WHAT IS NEEDED: Restate, word for word, every line of the data.

____ MATERIALS PROVIDED

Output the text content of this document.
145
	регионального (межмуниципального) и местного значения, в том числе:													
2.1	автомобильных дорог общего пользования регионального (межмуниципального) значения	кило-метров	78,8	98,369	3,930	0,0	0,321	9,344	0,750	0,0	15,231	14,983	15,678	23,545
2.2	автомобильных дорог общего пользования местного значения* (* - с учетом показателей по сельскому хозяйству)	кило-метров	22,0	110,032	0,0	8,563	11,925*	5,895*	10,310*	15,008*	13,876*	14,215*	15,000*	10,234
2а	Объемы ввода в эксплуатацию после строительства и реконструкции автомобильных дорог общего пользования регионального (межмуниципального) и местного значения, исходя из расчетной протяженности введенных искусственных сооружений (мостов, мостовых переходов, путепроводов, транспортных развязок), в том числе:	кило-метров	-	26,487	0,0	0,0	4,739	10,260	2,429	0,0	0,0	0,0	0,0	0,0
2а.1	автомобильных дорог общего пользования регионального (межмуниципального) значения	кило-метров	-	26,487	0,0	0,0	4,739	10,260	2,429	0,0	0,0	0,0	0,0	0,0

________

IN RESPONSE:
Output the text content of this document.
145
	регионального (межмуниципального) и местного значения, в том числе:													
2.1	автомобильных дорог общего пользования регионального (межмуниципального) значения	кило-метров	78,8	98,369	3,930	0,0	0,321	9,344	0,750	0,0	15,231	14,983	15,678	23,545
2.2	автомобильных дорог общего пользования местного значения* (* - с учетом показателей по сельскому хозяйству)	кило-метров	22,0	110,032	0,0	8,563	11,925*	5,895*	10,310*	15,008*	13,876*	14,215*	15,000*	10,234
2а	Объемы ввода в эксплуатацию после строительства и реконструкции автомобильных дорог общего пользования регионального (межмуниципального) и местного значения, исходя из расчетной протяженности введенных искусственных сооружений (мостов, мостовых переходов, путепроводов, транспортных развязок), в том числе:	кило-метров	-	26,487	0,0	0,0	4,739	10,260	2,429	0,0	0,0	0,0	0,0	0,0
2а.1	автомобильных дорог общего пользования регионального (межмуниципального) значения	кило-метров	-	26,487	0,0	0,0	4,739	10,260	2,429	0,0	0,0	0,0	0,0	0,0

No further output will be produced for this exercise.